Quote every line as given.

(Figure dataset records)
#####
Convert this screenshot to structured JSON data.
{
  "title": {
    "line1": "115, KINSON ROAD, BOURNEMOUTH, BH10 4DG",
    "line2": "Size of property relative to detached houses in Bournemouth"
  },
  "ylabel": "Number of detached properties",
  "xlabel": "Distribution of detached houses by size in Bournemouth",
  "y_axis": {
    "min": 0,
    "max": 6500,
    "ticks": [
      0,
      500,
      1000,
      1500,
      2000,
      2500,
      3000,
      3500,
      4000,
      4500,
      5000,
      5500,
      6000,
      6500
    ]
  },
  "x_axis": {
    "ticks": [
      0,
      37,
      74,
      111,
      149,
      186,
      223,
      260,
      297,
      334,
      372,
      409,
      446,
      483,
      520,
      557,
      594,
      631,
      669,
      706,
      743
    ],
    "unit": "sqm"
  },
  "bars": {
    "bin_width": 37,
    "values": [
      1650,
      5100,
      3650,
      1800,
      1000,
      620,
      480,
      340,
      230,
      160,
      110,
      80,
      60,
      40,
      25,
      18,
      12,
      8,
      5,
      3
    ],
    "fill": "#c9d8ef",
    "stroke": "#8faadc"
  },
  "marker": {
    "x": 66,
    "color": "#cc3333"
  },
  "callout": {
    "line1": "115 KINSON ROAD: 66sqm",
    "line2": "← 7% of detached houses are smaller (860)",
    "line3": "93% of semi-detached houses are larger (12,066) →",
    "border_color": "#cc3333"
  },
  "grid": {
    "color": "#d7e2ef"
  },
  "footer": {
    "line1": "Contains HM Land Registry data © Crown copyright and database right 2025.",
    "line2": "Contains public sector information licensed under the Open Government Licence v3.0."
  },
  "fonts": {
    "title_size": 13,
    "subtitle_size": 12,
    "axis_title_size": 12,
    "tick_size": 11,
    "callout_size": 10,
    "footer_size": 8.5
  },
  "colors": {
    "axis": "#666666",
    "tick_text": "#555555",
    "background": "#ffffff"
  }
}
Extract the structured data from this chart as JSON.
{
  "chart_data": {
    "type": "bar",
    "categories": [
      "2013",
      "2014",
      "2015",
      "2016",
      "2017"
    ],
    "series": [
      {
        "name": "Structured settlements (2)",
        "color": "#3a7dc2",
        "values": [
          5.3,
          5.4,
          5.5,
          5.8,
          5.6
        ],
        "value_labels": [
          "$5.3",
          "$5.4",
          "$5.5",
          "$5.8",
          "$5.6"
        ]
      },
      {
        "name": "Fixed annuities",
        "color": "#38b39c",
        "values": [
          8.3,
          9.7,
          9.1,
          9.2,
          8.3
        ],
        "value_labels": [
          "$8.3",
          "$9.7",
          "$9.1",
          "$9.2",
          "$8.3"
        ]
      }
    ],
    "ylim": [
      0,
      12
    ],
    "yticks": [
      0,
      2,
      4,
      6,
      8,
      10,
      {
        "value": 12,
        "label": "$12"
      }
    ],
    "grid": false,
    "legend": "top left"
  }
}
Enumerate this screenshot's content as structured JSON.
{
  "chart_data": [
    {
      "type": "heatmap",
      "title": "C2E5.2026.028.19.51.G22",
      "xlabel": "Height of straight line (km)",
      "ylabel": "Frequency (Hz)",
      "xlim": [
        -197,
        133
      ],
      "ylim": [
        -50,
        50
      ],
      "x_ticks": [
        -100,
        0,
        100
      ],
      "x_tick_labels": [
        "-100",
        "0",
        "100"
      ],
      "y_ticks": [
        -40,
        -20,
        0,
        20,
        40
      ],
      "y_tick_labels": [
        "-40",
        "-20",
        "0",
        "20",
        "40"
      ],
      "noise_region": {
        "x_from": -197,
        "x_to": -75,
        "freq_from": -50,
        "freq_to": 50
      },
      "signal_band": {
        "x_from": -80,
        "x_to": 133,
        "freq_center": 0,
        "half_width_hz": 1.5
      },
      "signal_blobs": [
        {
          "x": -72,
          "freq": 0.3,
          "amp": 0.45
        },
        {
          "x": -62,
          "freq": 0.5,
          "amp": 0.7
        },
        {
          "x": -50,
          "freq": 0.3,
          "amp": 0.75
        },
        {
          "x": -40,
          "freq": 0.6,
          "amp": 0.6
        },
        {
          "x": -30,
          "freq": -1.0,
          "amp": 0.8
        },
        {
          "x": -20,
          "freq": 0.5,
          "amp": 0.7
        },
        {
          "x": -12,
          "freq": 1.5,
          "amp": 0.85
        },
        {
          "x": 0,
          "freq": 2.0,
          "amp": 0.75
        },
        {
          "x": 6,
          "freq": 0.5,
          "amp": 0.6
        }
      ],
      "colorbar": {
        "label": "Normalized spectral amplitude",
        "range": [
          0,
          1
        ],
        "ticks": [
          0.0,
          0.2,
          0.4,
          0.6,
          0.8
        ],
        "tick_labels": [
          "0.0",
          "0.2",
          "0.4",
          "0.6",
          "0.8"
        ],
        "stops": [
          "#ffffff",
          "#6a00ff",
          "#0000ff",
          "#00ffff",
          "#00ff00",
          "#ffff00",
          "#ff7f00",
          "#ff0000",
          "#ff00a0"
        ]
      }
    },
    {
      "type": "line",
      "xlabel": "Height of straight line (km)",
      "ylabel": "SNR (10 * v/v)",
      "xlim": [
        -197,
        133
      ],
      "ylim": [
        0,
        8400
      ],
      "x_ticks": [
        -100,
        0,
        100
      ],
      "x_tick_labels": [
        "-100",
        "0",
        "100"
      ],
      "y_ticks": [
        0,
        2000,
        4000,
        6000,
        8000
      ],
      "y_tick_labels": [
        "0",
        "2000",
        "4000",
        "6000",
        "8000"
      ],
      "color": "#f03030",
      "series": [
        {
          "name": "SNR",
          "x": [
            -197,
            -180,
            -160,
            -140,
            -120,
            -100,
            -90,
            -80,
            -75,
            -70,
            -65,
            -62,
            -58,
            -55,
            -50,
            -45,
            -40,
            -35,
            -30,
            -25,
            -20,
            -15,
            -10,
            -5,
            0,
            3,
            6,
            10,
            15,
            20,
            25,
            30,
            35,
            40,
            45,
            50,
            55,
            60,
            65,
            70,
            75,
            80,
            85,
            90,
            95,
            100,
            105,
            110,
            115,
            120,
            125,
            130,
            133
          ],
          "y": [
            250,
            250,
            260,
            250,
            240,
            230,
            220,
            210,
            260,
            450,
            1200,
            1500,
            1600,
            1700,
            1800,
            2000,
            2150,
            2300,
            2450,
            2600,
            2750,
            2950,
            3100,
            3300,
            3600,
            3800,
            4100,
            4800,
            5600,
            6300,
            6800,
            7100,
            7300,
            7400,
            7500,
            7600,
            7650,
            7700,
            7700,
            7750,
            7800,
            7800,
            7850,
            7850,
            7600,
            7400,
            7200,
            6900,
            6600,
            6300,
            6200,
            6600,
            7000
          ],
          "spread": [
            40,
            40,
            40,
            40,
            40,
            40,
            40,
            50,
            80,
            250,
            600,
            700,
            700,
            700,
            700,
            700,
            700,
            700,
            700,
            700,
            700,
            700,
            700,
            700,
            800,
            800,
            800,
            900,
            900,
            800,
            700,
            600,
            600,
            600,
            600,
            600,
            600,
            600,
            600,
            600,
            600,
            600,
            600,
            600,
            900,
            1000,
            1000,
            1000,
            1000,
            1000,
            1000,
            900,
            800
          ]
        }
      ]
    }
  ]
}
#####
• **CORRECT ANSWER**:
Convert this screenshot to structured JSON data.
{
  "title": {
    "line1": "115, KINSON ROAD, BOURNEMOUTH, BH10 4DG",
    "line2": "Size of property relative to detached houses in Bournemouth"
  },
  "ylabel": "Number of detached properties",
  "xlabel": "Distribution of detached houses by size in Bournemouth",
  "y_axis": {
    "min": 0,
    "max": 6500,
    "ticks": [
      0,
      500,
      1000,
      1500,
      2000,
      2500,
      3000,
      3500,
      4000,
      4500,
      5000,
      5500,
      6000,
      6500
    ]
  },
  "x_axis": {
    "ticks": [
      0,
      37,
      74,
      111,
      149,
      186,
      223,
      260,
      297,
      334,
      372,
      409,
      446,
      483,
      520,
      557,
      594,
      631,
      669,
      706,
      743
    ],
    "unit": "sqm"
  },
  "bars": {
    "bin_width": 37,
    "values": [
      1650,
      5100,
      3650,
      1800,
      1000,
      620,
      480,
      340,
      230,
      160,
      110,
      80,
      60,
      40,
      25,
      18,
      12,
      8,
      5,
      3
    ],
    "fill": "#c9d8ef",
    "stroke": "#8faadc"
  },
  "marker": {
    "x": 66,
    "color": "#cc3333"
  },
  "callout": {
    "line1": "115 KINSON ROAD: 66sqm",
    "line2": "← 7% of detached houses are smaller (860)",
    "line3": "93% of semi-detached houses are larger (12,066) →",
    "border_color": "#cc3333"
  },
  "grid": {
    "color": "#d7e2ef"
  },
  "footer": {
    "line1": "Contains HM Land Registry data © Crown copyright and database right 2025.",
    "line2": "Contains public sector information licensed under the Open Government Licence v3.0."
  },
  "fonts": {
    "title_size": 13,
    "subtitle_size": 12,
    "axis_title_size": 12,
    "tick_size": 11,
    "callout_size": 10,
    "footer_size": 8.5
  },
  "colors": {
    "axis": "#666666",
    "tick_text": "#555555",
    "background": "#ffffff"
  }
}
Extract the structured data from this chart as JSON.
{
  "chart_data": {
    "type": "bar",
    "categories": [
      "2013",
      "2014",
      "2015",
      "2016",
      "2017"
    ],
    "series": [
      {
        "name": "Structured settlements (2)",
        "color": "#3a7dc2",
        "values": [
          5.3,
          5.4,
          5.5,
          5.8,
          5.6
        ],
        "value_labels": [
          "$5.3",
          "$5.4",
          "$5.5",
          "$5.8",
          "$5.6"
        ]
      },
      {
        "name": "Fixed annuities",
        "color": "#38b39c",
        "values": [
          8.3,
          9.7,
          9.1,
          9.2,
          8.3
        ],
        "value_labels": [
          "$8.3",
          "$9.7",
          "$9.1",
          "$9.2",
          "$8.3"
        ]
      }
    ],
    "ylim": [
      0,
      12
    ],
    "yticks": [
      0,
      2,
      4,
      6,
      8,
      10,
      {
        "value": 12,
        "label": "$12"
      }
    ],
    "grid": false,
    "legend": "top left"
  }
}
Enumerate this screenshot's content as structured JSON.
{
  "chart_data": [
    {
      "type": "heatmap",
      "title": "C2E5.2026.028.19.51.G22",
      "xlabel": "Height of straight line (km)",
      "ylabel": "Frequency (Hz)",
      "xlim": [
        -197,
        133
      ],
      "ylim": [
        -50,
        50
      ],
      "x_ticks": [
        -100,
        0,
        100
      ],
      "x_tick_labels": [
        "-100",
        "0",
        "100"
      ],
      "y_ticks": [
        -40,
        -20,
        0,
        20,
        40
      ],
      "y_tick_labels": [
        "-40",
        "-20",
        "0",
        "20",
        "40"
      ],
      "noise_region": {
        "x_from": -197,
        "x_to": -75,
        "freq_from": -50,
        "freq_to": 50
      },
      "signal_band": {
        "x_from": -80,
        "x_to": 133,
        "freq_center": 0,
        "half_width_hz": 1.5
      },
      "signal_blobs": [
        {
          "x": -72,
          "freq": 0.3,
          "amp": 0.45
        },
        {
          "x": -62,
          "freq": 0.5,
          "amp": 0.7
        },
        {
          "x": -50,
          "freq": 0.3,
          "amp": 0.75
        },
        {
          "x": -40,
          "freq": 0.6,
          "amp": 0.6
        },
        {
          "x": -30,
          "freq": -1.0,
          "amp": 0.8
        },
        {
          "x": -20,
          "freq": 0.5,
          "amp": 0.7
        },
        {
          "x": -12,
          "freq": 1.5,
          "amp": 0.85
        },
        {
          "x": 0,
          "freq": 2.0,
          "amp": 0.75
        },
        {
          "x": 6,
          "freq": 0.5,
          "amp": 0.6
        }
      ],
      "colorbar": {
        "label": "Normalized spectral amplitude",
        "range": [
          0,
          1
        ],
        "ticks": [
          0.0,
          0.2,
          0.4,
          0.6,
          0.8
        ],
        "tick_labels": [
          "0.0",
          "0.2",
          "0.4",
          "0.6",
          "0.8"
        ],
        "stops": [
          "#ffffff",
          "#6a00ff",
          "#0000ff",
          "#00ffff",
          "#00ff00",
          "#ffff00",
          "#ff7f00",
          "#ff0000",
          "#ff00a0"
        ]
      }
    },
    {
      "type": "line",
      "xlabel": "Height of straight line (km)",
      "ylabel": "SNR (10 * v/v)",
      "xlim": [
        -197,
        133
      ],
      "ylim": [
        0,
        8400
      ],
      "x_ticks": [
        -100,
        0,
        100
      ],
      "x_tick_labels": [
        "-100",
        "0",
        "100"
      ],
      "y_ticks": [
        0,
        2000,
        4000,
        6000,
        8000
      ],
      "y_tick_labels": [
        "0",
        "2000",
        "4000",
        "6000",
        "8000"
      ],
      "color": "#f03030",
      "series": [
        {
          "name": "SNR",
          "x": [
            -197,
            -180,
            -160,
            -140,
            -120,
            -100,
            -90,
            -80,
            -75,
            -70,
            -65,
            -62,
            -58,
            -55,
            -50,
            -45,
            -40,
            -35,
            -30,
            -25,
            -20,
            -15,
            -10,
            -5,
            0,
            3,
            6,
            10,
            15,
            20,
            25,
            30,
            35,
            40,
            45,
            50,
            55,
            60,
            65,
            70,
            75,
            80,
            85,
            90,
            95,
            100,
            105,
            110,
            115,
            120,
            125,
            130,
            133
          ],
          "y": [
            250,
            250,
            260,
            250,
            240,
            230,
            220,
            210,
            260,
            450,
            1200,
            1500,
            1600,
            1700,
            1800,
            2000,
            2150,
            2300,
            2450,
            2600,
            2750,
            2950,
            3100,
            3300,
            3600,
            3800,
            4100,
            4800,
            5600,
            6300,
            6800,
            7100,
            7300,
            7400,
            7500,
            7600,
            7650,
            7700,
            7700,
            7750,
            7800,
            7800,
            7850,
            7850,
            7600,
            7400,
            7200,
            6900,
            6600,
            6300,
            6200,
            6600,
            7000
          ],
          "spread": [
            40,
            40,
            40,
            40,
            40,
            40,
            40,
            50,
            80,
            250,
            600,
            700,
            700,
            700,
            700,
            700,
            700,
            700,
            700,
            700,
            700,
            700,
            700,
            700,
            800,
            800,
            800,
            900,
            900,
            800,
            700,
            600,
            600,
            600,
            600,
            600,
            600,
            600,
            600,
            600,
            600,
            600,
            600,
            600,
            900,
            1000,
            1000,
            1000,
            1000,
            1000,
            1000,
            900,
            800
          ]
        }
      ]
    }
  ]
}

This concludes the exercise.